**Problem statement:**
When a line below contains the string "hours", show that line.

**Provided information:**
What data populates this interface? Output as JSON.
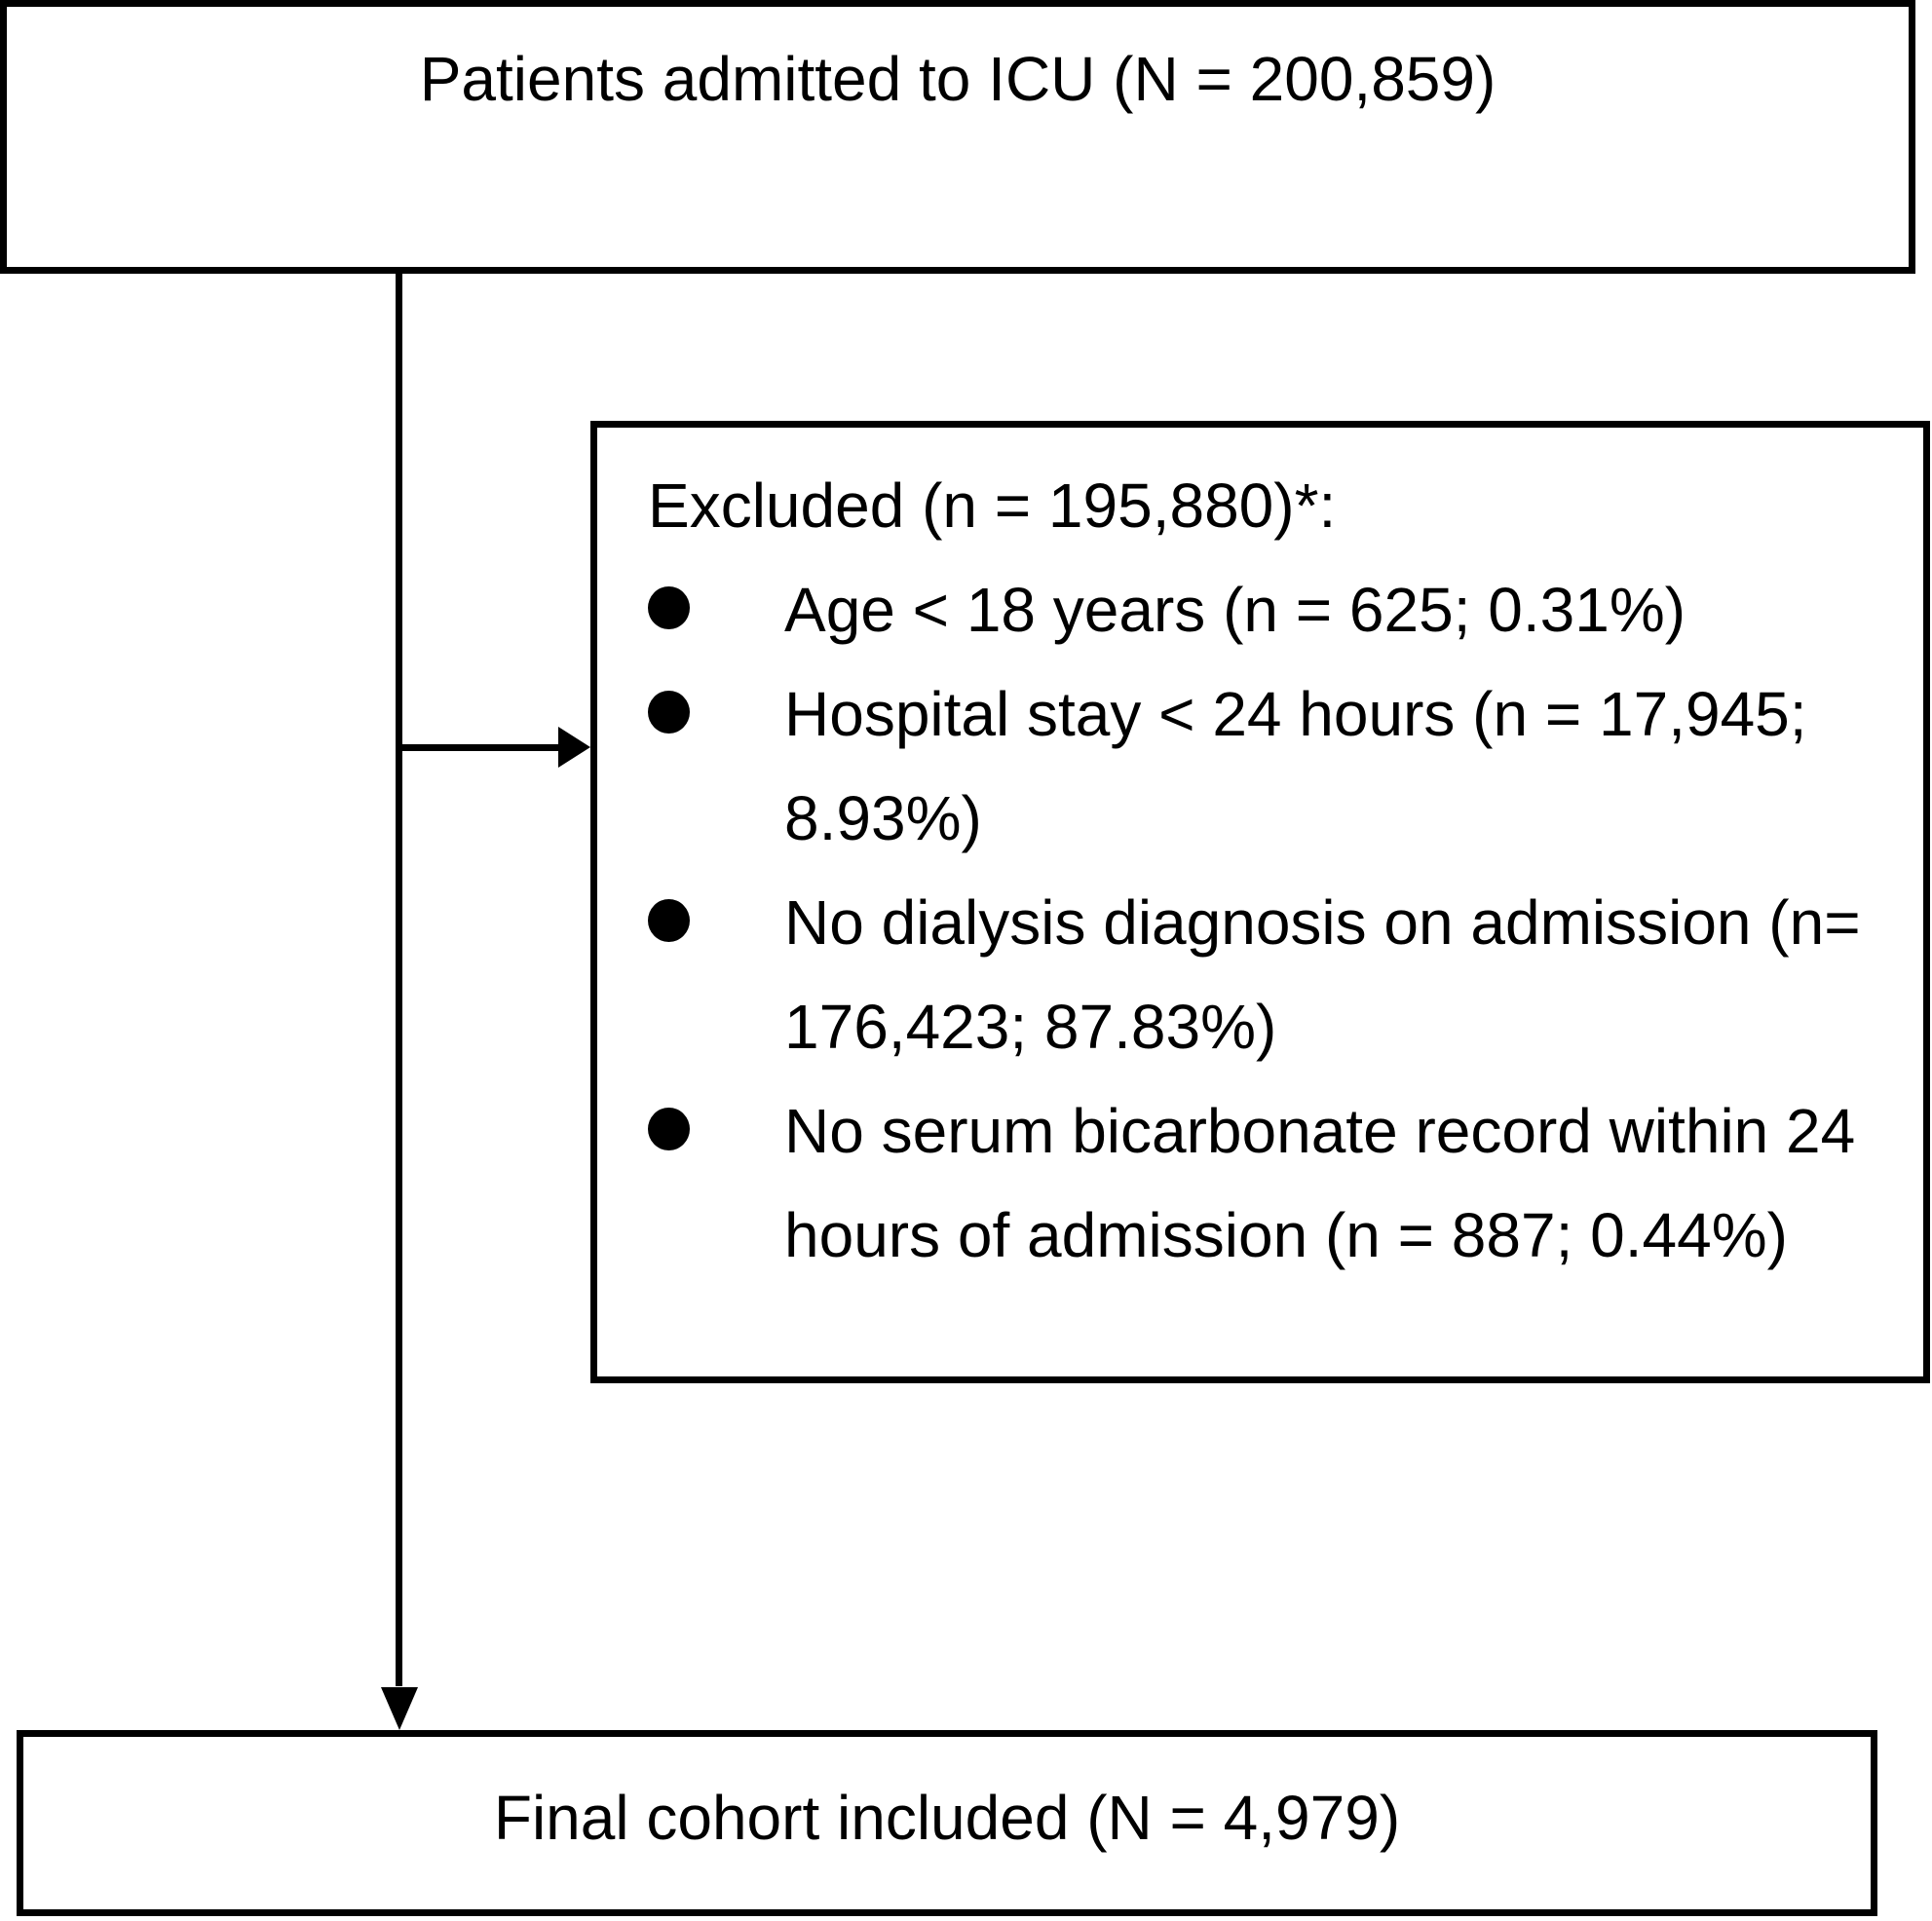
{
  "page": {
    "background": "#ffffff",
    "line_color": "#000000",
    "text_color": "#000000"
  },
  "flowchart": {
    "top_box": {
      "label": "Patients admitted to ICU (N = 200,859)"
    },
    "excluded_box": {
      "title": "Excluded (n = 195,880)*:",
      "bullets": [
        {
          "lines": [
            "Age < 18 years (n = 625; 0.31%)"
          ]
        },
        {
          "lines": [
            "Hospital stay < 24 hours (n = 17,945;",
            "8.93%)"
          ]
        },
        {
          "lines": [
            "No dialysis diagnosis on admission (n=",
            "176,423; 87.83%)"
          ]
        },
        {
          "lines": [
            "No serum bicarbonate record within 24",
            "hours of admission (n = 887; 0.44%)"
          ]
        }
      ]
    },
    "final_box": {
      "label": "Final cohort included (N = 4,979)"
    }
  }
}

**Written solution:**
            "Hospital stay < 24 hours (n = 17,945;",
            "hours of admission (n = 887; 0.44%)"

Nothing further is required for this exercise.